*Set task*.
Below are the records. Gather each line that holds "adicionales".

*Information given*.
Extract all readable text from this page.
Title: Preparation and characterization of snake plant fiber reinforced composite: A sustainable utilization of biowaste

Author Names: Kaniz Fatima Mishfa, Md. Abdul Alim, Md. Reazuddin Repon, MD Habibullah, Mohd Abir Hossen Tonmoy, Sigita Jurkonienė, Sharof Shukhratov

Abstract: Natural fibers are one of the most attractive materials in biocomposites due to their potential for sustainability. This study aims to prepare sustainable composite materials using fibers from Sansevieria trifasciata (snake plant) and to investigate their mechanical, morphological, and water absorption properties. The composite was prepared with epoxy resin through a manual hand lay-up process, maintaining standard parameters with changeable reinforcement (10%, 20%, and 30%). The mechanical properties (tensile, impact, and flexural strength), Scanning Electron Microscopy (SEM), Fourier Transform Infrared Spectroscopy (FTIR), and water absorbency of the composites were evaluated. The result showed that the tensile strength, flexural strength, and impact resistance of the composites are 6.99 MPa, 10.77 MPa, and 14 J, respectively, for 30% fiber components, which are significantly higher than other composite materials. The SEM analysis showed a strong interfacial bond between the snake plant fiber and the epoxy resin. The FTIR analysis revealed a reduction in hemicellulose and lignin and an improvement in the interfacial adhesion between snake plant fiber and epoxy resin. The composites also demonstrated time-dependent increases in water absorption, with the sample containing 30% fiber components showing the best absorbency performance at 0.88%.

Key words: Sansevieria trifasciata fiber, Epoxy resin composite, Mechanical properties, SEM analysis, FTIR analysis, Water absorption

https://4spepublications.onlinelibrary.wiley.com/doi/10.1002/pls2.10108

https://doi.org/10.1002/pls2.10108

---

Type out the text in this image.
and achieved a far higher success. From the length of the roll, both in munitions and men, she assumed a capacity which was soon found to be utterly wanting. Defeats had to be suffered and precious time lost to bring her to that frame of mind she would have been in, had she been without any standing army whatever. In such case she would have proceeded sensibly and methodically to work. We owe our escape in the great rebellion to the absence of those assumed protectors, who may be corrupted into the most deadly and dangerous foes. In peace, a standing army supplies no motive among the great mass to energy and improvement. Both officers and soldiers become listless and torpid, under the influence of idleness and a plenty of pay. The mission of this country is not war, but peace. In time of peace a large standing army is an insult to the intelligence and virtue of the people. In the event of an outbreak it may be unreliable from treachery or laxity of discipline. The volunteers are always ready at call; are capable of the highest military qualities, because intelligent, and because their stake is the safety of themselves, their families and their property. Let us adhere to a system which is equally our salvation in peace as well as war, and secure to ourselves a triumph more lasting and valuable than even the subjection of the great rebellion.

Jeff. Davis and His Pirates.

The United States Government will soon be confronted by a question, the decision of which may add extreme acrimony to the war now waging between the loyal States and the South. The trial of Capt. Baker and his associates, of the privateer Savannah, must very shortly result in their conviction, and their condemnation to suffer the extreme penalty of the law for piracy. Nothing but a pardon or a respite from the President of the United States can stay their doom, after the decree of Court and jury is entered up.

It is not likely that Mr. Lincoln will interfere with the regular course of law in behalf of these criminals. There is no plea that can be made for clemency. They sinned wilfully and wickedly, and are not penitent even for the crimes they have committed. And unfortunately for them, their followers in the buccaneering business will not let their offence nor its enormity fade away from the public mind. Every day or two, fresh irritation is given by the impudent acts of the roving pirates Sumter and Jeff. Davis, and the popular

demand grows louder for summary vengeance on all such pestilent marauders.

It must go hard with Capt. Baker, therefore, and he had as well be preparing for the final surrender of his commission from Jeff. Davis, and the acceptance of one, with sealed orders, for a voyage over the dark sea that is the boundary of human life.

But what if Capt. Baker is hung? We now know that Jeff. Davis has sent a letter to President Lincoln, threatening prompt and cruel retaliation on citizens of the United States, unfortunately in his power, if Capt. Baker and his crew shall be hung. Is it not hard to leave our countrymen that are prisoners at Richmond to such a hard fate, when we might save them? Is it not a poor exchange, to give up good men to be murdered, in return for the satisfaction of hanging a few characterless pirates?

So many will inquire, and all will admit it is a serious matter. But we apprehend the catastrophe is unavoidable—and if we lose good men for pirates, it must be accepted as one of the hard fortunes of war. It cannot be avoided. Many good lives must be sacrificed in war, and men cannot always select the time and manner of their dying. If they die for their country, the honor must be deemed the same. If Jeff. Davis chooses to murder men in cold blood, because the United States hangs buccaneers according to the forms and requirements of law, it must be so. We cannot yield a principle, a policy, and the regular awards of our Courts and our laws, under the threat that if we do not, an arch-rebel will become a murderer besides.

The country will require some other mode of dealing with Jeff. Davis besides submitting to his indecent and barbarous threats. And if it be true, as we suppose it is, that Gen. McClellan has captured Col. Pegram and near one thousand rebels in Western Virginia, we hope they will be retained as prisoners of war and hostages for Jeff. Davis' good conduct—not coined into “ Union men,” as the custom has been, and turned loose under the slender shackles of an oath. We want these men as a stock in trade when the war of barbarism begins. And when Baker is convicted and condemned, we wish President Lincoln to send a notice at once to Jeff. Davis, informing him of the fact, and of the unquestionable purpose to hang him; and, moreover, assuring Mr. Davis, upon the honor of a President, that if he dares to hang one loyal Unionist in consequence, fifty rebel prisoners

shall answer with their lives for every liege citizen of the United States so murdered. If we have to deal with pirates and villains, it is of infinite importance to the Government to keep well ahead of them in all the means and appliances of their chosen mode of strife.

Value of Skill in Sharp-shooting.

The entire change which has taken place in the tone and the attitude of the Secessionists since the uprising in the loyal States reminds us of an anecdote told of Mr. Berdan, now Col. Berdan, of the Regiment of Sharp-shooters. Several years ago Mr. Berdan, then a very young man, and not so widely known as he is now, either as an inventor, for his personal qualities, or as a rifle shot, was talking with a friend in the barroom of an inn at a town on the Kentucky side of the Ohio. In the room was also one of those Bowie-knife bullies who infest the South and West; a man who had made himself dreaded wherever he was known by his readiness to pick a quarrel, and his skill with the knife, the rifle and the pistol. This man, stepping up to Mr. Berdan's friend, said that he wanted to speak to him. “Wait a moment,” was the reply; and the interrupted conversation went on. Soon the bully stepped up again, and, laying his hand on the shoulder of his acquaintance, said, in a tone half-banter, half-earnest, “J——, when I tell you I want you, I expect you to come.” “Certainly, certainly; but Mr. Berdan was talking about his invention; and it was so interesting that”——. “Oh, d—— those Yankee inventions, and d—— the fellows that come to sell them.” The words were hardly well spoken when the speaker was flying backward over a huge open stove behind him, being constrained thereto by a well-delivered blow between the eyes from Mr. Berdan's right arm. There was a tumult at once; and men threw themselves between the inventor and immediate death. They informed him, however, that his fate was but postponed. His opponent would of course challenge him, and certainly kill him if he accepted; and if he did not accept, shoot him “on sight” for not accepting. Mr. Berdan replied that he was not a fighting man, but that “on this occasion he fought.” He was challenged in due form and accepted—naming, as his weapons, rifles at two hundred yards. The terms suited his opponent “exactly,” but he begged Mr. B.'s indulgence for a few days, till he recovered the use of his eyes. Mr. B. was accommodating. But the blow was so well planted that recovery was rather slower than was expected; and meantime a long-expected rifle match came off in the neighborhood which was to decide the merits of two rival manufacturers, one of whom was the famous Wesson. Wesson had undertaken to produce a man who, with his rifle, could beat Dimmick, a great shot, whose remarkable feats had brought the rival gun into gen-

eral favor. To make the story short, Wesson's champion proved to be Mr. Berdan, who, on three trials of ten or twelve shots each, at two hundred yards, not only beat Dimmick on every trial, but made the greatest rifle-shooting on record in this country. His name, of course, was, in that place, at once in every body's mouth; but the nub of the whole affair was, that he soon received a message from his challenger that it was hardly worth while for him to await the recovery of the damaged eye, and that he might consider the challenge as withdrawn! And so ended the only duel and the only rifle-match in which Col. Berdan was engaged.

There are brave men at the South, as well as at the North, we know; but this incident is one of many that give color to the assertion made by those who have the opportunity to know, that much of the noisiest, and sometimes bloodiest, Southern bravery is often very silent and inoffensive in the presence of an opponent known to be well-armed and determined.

...

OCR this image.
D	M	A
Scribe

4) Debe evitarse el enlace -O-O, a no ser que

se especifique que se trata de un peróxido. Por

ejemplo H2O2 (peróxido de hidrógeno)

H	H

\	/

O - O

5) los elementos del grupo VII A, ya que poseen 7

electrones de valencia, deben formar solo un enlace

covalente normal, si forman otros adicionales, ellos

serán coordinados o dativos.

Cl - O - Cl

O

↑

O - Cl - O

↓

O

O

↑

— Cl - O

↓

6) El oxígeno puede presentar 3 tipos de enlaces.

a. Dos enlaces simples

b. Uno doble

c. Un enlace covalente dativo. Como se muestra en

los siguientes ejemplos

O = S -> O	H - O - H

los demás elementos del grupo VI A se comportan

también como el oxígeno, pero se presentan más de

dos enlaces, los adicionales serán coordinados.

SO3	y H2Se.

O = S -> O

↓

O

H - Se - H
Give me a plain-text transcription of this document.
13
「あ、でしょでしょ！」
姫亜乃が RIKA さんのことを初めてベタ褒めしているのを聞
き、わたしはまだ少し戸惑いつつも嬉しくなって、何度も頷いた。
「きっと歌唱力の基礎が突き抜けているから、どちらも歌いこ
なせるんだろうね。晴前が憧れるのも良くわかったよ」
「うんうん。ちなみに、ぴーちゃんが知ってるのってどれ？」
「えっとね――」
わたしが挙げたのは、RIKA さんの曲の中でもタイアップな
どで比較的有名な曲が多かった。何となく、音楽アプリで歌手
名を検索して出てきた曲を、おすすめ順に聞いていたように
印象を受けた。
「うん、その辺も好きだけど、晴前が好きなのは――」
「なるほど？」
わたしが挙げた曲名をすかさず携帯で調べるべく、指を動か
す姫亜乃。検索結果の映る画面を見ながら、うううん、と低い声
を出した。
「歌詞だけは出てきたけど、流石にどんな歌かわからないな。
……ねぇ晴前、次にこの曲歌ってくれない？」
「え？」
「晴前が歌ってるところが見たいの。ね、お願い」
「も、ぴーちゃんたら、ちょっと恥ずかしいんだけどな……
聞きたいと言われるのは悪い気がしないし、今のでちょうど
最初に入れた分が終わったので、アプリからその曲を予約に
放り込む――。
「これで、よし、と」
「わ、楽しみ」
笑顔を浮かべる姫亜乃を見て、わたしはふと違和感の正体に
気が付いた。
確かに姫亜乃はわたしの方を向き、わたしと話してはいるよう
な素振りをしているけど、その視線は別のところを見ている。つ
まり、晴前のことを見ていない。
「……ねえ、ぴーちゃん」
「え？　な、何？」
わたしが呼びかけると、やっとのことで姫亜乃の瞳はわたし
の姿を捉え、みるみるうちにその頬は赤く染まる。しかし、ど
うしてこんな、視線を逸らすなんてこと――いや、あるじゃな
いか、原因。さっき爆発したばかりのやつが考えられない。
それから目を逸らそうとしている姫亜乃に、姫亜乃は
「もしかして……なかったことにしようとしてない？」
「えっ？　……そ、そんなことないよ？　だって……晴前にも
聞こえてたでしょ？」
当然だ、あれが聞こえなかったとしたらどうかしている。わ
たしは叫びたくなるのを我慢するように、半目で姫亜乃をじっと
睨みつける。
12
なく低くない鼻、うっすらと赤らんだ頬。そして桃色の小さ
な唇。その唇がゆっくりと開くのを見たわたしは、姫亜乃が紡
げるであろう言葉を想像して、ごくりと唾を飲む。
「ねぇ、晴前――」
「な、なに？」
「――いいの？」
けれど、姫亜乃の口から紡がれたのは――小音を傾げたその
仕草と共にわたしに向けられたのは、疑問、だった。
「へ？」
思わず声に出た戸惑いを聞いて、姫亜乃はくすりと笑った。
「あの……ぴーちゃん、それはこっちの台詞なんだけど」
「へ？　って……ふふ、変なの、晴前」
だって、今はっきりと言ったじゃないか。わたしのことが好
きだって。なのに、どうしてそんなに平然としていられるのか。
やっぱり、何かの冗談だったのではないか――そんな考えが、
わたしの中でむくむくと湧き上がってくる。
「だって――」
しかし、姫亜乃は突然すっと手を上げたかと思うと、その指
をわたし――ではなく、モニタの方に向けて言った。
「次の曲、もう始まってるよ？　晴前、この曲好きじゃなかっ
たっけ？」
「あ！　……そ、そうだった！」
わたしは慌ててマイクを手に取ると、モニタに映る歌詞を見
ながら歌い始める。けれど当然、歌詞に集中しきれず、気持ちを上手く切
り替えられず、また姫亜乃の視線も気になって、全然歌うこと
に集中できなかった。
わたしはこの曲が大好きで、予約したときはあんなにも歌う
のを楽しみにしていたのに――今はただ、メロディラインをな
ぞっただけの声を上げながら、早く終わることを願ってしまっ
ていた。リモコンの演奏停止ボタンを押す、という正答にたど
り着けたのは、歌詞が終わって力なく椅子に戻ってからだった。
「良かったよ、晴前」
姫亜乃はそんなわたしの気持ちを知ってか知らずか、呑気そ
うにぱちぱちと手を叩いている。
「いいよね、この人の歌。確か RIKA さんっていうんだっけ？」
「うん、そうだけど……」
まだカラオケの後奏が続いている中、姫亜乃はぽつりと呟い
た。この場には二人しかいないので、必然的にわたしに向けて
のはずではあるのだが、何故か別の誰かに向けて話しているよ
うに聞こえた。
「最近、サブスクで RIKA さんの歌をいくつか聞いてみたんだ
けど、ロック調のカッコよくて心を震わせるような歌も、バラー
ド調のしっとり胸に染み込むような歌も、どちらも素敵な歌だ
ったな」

*Written response*.
covalente normal, si forman otros adicionales, ellos
dos enlaces, los adicionales serán coordinados.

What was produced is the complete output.